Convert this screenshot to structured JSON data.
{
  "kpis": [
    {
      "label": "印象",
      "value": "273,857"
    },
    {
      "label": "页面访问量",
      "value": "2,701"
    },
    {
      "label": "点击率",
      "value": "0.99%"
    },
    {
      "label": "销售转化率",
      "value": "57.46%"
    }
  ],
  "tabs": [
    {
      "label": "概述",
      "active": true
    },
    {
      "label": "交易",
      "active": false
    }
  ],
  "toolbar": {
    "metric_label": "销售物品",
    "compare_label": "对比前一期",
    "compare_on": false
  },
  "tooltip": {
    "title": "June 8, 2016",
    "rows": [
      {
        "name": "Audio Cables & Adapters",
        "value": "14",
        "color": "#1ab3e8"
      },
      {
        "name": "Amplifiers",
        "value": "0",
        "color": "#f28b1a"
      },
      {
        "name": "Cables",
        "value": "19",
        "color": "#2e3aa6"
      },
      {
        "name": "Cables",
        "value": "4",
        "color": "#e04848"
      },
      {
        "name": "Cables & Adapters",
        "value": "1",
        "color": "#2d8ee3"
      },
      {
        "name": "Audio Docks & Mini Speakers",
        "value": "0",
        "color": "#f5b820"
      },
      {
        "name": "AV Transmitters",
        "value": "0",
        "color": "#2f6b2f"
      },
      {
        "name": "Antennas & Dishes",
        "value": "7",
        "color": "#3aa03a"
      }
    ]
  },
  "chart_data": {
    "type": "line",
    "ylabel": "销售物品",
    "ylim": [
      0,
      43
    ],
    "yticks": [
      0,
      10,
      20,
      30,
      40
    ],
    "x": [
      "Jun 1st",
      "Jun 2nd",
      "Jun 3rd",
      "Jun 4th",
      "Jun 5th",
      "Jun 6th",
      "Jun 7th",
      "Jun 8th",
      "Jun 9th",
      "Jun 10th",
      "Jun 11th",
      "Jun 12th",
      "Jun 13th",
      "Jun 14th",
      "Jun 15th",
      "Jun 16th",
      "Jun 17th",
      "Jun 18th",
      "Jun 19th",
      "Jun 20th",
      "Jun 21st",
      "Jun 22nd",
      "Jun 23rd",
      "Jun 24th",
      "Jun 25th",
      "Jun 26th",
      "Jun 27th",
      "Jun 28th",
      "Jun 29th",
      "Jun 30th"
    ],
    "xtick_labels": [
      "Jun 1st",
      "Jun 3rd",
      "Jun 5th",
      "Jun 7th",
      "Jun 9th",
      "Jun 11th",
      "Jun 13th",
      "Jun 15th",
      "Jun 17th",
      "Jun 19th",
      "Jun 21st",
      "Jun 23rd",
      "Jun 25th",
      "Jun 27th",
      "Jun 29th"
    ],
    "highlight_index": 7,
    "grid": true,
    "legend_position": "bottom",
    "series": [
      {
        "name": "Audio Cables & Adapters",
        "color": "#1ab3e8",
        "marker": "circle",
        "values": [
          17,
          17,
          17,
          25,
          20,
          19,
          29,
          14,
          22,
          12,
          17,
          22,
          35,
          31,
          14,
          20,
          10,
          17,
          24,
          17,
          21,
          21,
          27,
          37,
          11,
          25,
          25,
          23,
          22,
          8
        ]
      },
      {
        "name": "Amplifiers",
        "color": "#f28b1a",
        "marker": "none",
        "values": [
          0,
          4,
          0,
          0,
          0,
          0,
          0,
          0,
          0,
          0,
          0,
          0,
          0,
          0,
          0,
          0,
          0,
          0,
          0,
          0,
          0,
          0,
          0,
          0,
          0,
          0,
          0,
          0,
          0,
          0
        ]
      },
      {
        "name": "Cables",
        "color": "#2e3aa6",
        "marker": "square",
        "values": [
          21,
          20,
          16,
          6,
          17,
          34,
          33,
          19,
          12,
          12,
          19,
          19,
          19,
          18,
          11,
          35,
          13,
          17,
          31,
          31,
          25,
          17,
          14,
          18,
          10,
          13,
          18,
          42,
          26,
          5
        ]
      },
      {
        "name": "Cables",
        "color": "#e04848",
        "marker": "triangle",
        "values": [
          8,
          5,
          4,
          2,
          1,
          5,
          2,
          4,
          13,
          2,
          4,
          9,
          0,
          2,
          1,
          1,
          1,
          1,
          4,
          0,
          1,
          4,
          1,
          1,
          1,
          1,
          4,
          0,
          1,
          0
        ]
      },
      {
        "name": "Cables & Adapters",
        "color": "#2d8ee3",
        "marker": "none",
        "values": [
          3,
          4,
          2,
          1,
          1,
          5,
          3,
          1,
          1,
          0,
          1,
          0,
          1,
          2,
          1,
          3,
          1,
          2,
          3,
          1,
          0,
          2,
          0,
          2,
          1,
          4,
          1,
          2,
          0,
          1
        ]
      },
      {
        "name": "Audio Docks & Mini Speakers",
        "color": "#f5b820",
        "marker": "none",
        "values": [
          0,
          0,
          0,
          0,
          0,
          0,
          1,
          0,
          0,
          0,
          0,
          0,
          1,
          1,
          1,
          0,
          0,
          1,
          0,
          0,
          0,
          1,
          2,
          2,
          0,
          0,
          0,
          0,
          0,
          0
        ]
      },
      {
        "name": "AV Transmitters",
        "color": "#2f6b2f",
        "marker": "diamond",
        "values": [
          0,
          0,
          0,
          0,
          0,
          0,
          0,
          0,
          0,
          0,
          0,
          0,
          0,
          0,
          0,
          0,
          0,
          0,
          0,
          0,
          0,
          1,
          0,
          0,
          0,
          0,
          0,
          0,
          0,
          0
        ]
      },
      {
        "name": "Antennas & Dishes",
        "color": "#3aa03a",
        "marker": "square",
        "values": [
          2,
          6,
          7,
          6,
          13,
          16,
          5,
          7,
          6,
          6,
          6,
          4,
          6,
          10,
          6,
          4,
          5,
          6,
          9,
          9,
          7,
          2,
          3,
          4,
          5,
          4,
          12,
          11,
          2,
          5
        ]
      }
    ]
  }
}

Objective:
Repeat every record, exactly as written.

Result for this task:
Convert this screenshot to structured JSON data.
{
  "kpis": [
    {
      "label": "印象",
      "value": "273,857"
    },
    {
      "label": "页面访问量",
      "value": "2,701"
    },
    {
      "label": "点击率",
      "value": "0.99%"
    },
    {
      "label": "销售转化率",
      "value": "57.46%"
    }
  ],
  "tabs": [
    {
      "label": "概述",
      "active": true
    },
    {
      "label": "交易",
      "active": false
    }
  ],
  "toolbar": {
    "metric_label": "销售物品",
    "compare_label": "对比前一期",
    "compare_on": false
  },
  "tooltip": {
    "title": "June 8, 2016",
    "rows": [
      {
        "name": "Audio Cables & Adapters",
        "value": "14",
        "color": "#1ab3e8"
      },
      {
        "name": "Amplifiers",
        "value": "0",
        "color": "#f28b1a"
      },
      {
        "name": "Cables",
        "value": "19",
        "color": "#2e3aa6"
      },
      {
        "name": "Cables",
        "value": "4",
        "color": "#e04848"
      },
      {
        "name": "Cables & Adapters",
        "value": "1",
        "color": "#2d8ee3"
      },
      {
        "name": "Audio Docks & Mini Speakers",
        "value": "0",
        "color": "#f5b820"
      },
      {
        "name": "AV Transmitters",
        "value": "0",
        "color": "#2f6b2f"
      },
      {
        "name": "Antennas & Dishes",
        "value": "7",
        "color": "#3aa03a"
      }
    ]
  },
  "chart_data": {
    "type": "line",
    "ylabel": "销售物品",
    "ylim": [
      0,
      43
    ],
    "yticks": [
      0,
      10,
      20,
      30,
      40
    ],
    "x": [
      "Jun 1st",
      "Jun 2nd",
      "Jun 3rd",
      "Jun 4th",
      "Jun 5th",
      "Jun 6th",
      "Jun 7th",
      "Jun 8th",
      "Jun 9th",
      "Jun 10th",
      "Jun 11th",
      "Jun 12th",
      "Jun 13th",
      "Jun 14th",
      "Jun 15th",
      "Jun 16th",
      "Jun 17th",
      "Jun 18th",
      "Jun 19th",
      "Jun 20th",
      "Jun 21st",
      "Jun 22nd",
      "Jun 23rd",
      "Jun 24th",
      "Jun 25th",
      "Jun 26th",
      "Jun 27th",
      "Jun 28th",
      "Jun 29th",
      "Jun 30th"
    ],
    "xtick_labels": [
      "Jun 1st",
      "Jun 3rd",
      "Jun 5th",
      "Jun 7th",
      "Jun 9th",
      "Jun 11th",
      "Jun 13th",
      "Jun 15th",
      "Jun 17th",
      "Jun 19th",
      "Jun 21st",
      "Jun 23rd",
      "Jun 25th",
      "Jun 27th",
      "Jun 29th"
    ],
    "highlight_index": 7,
    "grid": true,
    "legend_position": "bottom",
    "series": [
      {
        "name": "Audio Cables & Adapters",
        "color": "#1ab3e8",
        "marker": "circle",
        "values": [
          17,
          17,
          17,
          25,
          20,
          19,
          29,
          14,
          22,
          12,
          17,
          22,
          35,
          31,
          14,
          20,
          10,
          17,
          24,
          17,
          21,
          21,
          27,
          37,
          11,
          25,
          25,
          23,
          22,
          8
        ]
      },
      {
        "name": "Amplifiers",
        "color": "#f28b1a",
        "marker": "none",
        "values": [
          0,
          4,
          0,
          0,
          0,
          0,
          0,
          0,
          0,
          0,
          0,
          0,
          0,
          0,
          0,
          0,
          0,
          0,
          0,
          0,
          0,
          0,
          0,
          0,
          0,
          0,
          0,
          0,
          0,
          0
        ]
      },
      {
        "name": "Cables",
        "color": "#2e3aa6",
        "marker": "square",
        "values": [
          21,
          20,
          16,
          6,
          17,
          34,
          33,
          19,
          12,
          12,
          19,
          19,
          19,
          18,
          11,
          35,
          13,
          17,
          31,
          31,
          25,
          17,
          14,
          18,
          10,
          13,
          18,
          42,
          26,
          5
        ]
      },
      {
        "name": "Cables",
        "color": "#e04848",
        "marker": "triangle",
        "values": [
          8,
          5,
          4,
          2,
          1,
          5,
          2,
          4,
          13,
          2,
          4,
          9,
          0,
          2,
          1,
          1,
          1,
          1,
          4,
          0,
          1,
          4,
          1,
          1,
          1,
          1,
          4,
          0,
          1,
          0
        ]
      },
      {
        "name": "Cables & Adapters",
        "color": "#2d8ee3",
        "marker": "none",
        "values": [
          3,
          4,
          2,
          1,
          1,
          5,
          3,
          1,
          1,
          0,
          1,
          0,
          1,
          2,
          1,
          3,
          1,
          2,
          3,
          1,
          0,
          2,
          0,
          2,
          1,
          4,
          1,
          2,
          0,
          1
        ]
      },
      {
        "name": "Audio Docks & Mini Speakers",
        "color": "#f5b820",
        "marker": "none",
        "values": [
          0,
          0,
          0,
          0,
          0,
          0,
          1,
          0,
          0,
          0,
          0,
          0,
          1,
          1,
          1,
          0,
          0,
          1,
          0,
          0,
          0,
          1,
          2,
          2,
          0,
          0,
          0,
          0,
          0,
          0
        ]
      },
      {
        "name": "AV Transmitters",
        "color": "#2f6b2f",
        "marker": "diamond",
        "values": [
          0,
          0,
          0,
          0,
          0,
          0,
          0,
          0,
          0,
          0,
          0,
          0,
          0,
          0,
          0,
          0,
          0,
          0,
          0,
          0,
          0,
          1,
          0,
          0,
          0,
          0,
          0,
          0,
          0,
          0
        ]
      },
      {
        "name": "Antennas & Dishes",
        "color": "#3aa03a",
        "marker": "square",
        "values": [
          2,
          6,
          7,
          6,
          13,
          16,
          5,
          7,
          6,
          6,
          6,
          4,
          6,
          10,
          6,
          4,
          5,
          6,
          9,
          9,
          7,
          2,
          3,
          4,
          5,
          4,
          12,
          11,
          2,
          5
        ]
      }
    ]
  }
}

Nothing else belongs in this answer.